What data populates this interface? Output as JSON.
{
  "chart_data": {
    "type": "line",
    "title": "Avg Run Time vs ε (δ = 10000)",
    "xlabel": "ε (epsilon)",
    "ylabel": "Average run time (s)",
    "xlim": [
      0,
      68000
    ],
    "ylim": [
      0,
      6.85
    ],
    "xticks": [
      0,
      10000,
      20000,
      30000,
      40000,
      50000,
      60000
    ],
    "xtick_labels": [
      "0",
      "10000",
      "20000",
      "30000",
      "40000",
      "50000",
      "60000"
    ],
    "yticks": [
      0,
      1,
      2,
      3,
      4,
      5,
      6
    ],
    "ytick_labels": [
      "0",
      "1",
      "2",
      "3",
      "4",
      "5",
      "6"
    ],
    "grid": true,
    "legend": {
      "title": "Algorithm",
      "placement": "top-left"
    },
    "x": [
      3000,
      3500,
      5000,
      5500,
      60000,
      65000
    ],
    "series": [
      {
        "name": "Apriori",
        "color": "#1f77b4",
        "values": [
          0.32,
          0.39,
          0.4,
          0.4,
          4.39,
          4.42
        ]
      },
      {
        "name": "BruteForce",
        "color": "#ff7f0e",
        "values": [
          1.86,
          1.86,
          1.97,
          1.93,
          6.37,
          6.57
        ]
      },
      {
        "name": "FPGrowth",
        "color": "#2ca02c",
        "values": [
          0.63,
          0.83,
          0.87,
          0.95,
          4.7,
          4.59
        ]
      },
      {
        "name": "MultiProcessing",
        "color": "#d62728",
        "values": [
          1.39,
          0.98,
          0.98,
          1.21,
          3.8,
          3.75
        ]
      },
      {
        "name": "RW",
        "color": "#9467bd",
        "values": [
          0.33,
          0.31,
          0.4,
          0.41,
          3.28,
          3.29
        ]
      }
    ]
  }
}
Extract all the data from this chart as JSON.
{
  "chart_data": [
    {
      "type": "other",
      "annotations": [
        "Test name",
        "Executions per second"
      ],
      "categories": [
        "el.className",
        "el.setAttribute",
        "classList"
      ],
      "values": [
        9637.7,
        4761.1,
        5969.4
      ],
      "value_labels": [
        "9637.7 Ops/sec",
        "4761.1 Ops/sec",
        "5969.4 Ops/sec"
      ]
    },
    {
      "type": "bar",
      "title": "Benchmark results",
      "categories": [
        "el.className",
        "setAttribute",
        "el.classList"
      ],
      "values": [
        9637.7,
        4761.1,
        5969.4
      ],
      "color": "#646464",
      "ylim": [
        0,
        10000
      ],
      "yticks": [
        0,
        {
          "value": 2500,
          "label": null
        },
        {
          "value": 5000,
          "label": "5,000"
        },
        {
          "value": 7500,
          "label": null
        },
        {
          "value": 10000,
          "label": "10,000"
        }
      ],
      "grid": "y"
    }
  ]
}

******

PROBLEM STATEMENT ▸
Each line of the listing should be copied exactly.

FINISHED ANSWER ▸
What data populates this interface? Output as JSON.
{
  "chart_data": {
    "type": "line",
    "title": "Avg Run Time vs ε (δ = 10000)",
    "xlabel": "ε (epsilon)",
    "ylabel": "Average run time (s)",
    "xlim": [
      0,
      68000
    ],
    "ylim": [
      0,
      6.85
    ],
    "xticks": [
      0,
      10000,
      20000,
      30000,
      40000,
      50000,
      60000
    ],
    "xtick_labels": [
      "0",
      "10000",
      "20000",
      "30000",
      "40000",
      "50000",
      "60000"
    ],
    "yticks": [
      0,
      1,
      2,
      3,
      4,
      5,
      6
    ],
    "ytick_labels": [
      "0",
      "1",
      "2",
      "3",
      "4",
      "5",
      "6"
    ],
    "grid": true,
    "legend": {
      "title": "Algorithm",
      "placement": "top-left"
    },
    "x": [
      3000,
      3500,
      5000,
      5500,
      60000,
      65000
    ],
    "series": [
      {
        "name": "Apriori",
        "color": "#1f77b4",
        "values": [
          0.32,
          0.39,
          0.4,
          0.4,
          4.39,
          4.42
        ]
      },
      {
        "name": "BruteForce",
        "color": "#ff7f0e",
        "values": [
          1.86,
          1.86,
          1.97,
          1.93,
          6.37,
          6.57
        ]
      },
      {
        "name": "FPGrowth",
        "color": "#2ca02c",
        "values": [
          0.63,
          0.83,
          0.87,
          0.95,
          4.7,
          4.59
        ]
      },
      {
        "name": "MultiProcessing",
        "color": "#d62728",
        "values": [
          1.39,
          0.98,
          0.98,
          1.21,
          3.8,
          3.75
        ]
      },
      {
        "name": "RW",
        "color": "#9467bd",
        "values": [
          0.33,
          0.31,
          0.4,
          0.41,
          3.28,
          3.29
        ]
      }
    ]
  }
}
Extract all the data from this chart as JSON.
{
  "chart_data": [
    {
      "type": "other",
      "annotations": [
        "Test name",
        "Executions per second"
      ],
      "categories": [
        "el.className",
        "el.setAttribute",
        "classList"
      ],
      "values": [
        9637.7,
        4761.1,
        5969.4
      ],
      "value_labels": [
        "9637.7 Ops/sec",
        "4761.1 Ops/sec",
        "5969.4 Ops/sec"
      ]
    },
    {
      "type": "bar",
      "title": "Benchmark results",
      "categories": [
        "el.className",
        "setAttribute",
        "el.classList"
      ],
      "values": [
        9637.7,
        4761.1,
        5969.4
      ],
      "color": "#646464",
      "ylim": [
        0,
        10000
      ],
      "yticks": [
        0,
        {
          "value": 2500,
          "label": null
        },
        {
          "value": 5000,
          "label": "5,000"
        },
        {
          "value": 7500,
          "label": null
        },
        {
          "value": 10000,
          "label": "10,000"
        }
      ],
      "grid": "y"
    }
  ]
}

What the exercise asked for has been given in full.